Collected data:
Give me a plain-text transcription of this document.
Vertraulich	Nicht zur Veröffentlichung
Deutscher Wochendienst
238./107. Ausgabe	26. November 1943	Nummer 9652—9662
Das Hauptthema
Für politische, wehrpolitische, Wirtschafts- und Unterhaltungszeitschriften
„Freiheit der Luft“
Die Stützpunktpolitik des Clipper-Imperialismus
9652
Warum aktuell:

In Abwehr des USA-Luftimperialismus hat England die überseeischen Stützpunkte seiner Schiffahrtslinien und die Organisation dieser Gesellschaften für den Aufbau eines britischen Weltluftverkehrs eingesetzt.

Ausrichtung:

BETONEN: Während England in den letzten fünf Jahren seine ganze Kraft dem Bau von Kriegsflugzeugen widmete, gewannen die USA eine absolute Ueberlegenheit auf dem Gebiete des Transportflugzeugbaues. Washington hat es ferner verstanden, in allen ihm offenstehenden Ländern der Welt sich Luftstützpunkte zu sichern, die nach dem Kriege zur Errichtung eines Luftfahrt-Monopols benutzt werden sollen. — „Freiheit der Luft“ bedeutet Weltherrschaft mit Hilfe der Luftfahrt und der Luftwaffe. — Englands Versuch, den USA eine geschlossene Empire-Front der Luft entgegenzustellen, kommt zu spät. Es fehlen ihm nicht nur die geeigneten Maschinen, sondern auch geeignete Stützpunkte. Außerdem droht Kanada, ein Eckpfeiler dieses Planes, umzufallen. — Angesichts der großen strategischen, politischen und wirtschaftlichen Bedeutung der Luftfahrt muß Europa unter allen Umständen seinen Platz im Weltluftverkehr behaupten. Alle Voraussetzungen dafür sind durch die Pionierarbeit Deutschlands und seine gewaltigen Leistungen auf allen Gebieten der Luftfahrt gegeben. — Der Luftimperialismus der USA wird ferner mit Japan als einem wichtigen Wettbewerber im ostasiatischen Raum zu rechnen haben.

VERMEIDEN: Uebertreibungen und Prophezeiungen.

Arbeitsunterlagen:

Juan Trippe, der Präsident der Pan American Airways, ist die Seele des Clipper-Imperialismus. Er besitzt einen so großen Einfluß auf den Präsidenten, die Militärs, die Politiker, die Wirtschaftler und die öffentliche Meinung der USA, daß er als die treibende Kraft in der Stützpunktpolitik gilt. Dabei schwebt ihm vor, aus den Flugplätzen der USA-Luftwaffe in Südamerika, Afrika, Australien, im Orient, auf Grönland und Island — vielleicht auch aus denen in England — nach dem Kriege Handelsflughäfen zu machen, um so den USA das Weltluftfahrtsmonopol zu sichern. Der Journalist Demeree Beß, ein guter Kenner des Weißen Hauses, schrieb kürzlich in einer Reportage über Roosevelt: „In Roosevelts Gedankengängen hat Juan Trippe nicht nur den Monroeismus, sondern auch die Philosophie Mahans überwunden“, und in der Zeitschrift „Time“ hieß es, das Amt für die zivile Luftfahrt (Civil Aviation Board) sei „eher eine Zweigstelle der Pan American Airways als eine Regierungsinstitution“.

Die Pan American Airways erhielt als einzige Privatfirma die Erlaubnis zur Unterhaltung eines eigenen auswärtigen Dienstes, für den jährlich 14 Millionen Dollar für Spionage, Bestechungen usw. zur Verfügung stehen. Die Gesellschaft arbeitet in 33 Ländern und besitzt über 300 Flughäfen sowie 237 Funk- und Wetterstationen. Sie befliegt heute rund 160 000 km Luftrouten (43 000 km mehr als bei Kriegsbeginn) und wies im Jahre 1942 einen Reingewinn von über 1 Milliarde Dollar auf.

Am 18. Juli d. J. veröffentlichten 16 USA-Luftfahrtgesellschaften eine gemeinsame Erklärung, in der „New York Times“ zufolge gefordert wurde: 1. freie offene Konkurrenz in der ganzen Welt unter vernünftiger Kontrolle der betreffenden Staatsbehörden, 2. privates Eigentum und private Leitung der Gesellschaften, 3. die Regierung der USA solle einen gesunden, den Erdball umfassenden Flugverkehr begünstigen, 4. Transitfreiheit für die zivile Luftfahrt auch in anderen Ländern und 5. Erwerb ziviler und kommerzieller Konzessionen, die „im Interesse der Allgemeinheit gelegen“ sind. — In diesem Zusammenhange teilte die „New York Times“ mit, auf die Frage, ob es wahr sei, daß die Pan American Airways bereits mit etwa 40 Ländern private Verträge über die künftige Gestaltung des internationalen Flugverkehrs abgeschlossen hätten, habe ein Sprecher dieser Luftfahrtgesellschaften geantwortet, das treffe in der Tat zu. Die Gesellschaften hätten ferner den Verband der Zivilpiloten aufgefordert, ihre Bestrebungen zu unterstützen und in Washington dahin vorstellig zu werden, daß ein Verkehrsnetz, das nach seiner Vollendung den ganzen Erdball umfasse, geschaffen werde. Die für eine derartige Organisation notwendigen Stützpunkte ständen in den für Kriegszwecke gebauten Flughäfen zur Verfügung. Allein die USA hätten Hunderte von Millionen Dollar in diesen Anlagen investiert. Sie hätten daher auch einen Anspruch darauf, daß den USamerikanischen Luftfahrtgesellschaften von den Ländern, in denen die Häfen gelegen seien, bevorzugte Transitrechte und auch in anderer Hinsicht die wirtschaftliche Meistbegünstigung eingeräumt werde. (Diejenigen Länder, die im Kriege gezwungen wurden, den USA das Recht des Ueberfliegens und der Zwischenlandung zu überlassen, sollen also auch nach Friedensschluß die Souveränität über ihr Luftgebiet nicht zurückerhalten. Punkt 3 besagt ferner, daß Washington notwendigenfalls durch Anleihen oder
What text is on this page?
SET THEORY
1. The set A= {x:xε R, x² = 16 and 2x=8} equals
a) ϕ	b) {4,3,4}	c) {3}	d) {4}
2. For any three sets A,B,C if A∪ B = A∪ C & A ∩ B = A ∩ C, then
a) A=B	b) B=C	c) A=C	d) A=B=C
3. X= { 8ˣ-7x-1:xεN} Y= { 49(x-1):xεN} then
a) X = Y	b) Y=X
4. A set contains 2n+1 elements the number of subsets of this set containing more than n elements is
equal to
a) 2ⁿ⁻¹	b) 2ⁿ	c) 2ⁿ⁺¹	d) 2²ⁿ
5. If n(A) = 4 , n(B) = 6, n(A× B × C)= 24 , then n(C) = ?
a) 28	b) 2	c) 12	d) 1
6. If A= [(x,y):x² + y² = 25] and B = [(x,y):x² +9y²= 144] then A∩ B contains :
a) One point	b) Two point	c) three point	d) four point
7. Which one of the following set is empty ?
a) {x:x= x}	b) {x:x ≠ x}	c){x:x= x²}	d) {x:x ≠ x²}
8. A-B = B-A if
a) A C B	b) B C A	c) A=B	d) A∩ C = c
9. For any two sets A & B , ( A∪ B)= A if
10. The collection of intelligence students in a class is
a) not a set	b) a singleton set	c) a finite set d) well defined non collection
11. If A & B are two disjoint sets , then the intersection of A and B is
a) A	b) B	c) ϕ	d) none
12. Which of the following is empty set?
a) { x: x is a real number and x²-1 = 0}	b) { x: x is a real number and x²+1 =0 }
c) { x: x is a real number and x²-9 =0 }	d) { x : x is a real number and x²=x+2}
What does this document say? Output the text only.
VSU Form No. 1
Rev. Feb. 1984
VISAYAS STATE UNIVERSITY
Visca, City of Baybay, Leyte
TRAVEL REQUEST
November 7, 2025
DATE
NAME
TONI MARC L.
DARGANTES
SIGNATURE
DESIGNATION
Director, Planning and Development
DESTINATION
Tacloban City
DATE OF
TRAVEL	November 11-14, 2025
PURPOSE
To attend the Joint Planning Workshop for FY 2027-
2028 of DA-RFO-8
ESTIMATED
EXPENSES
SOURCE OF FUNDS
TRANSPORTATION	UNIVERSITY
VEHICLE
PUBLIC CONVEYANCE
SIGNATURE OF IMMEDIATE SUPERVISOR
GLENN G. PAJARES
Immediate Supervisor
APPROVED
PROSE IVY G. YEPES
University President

AIM OF THE EXERCISE: Print again the material above, limited to the lines from the one holding "What does this" through the last, inclusive.

SOLUTION TO THIS TASK:
What does this document say? Output the text only.
VSU Form No. 1
Rev. Feb. 1984
VISAYAS STATE UNIVERSITY
Visca, City of Baybay, Leyte
TRAVEL REQUEST
November 7, 2025
DATE
NAME
TONI MARC L.
DARGANTES
SIGNATURE
DESIGNATION
Director, Planning and Development
DESTINATION
Tacloban City
DATE OF
TRAVEL	November 11-14, 2025
PURPOSE
To attend the Joint Planning Workshop for FY 2027-
2028 of DA-RFO-8
ESTIMATED
EXPENSES
SOURCE OF FUNDS
TRANSPORTATION	UNIVERSITY
VEHICLE
PUBLIC CONVEYANCE
SIGNATURE OF IMMEDIATE SUPERVISOR
GLENN G. PAJARES
Immediate Supervisor
APPROVED
PROSE IVY G. YEPES
University President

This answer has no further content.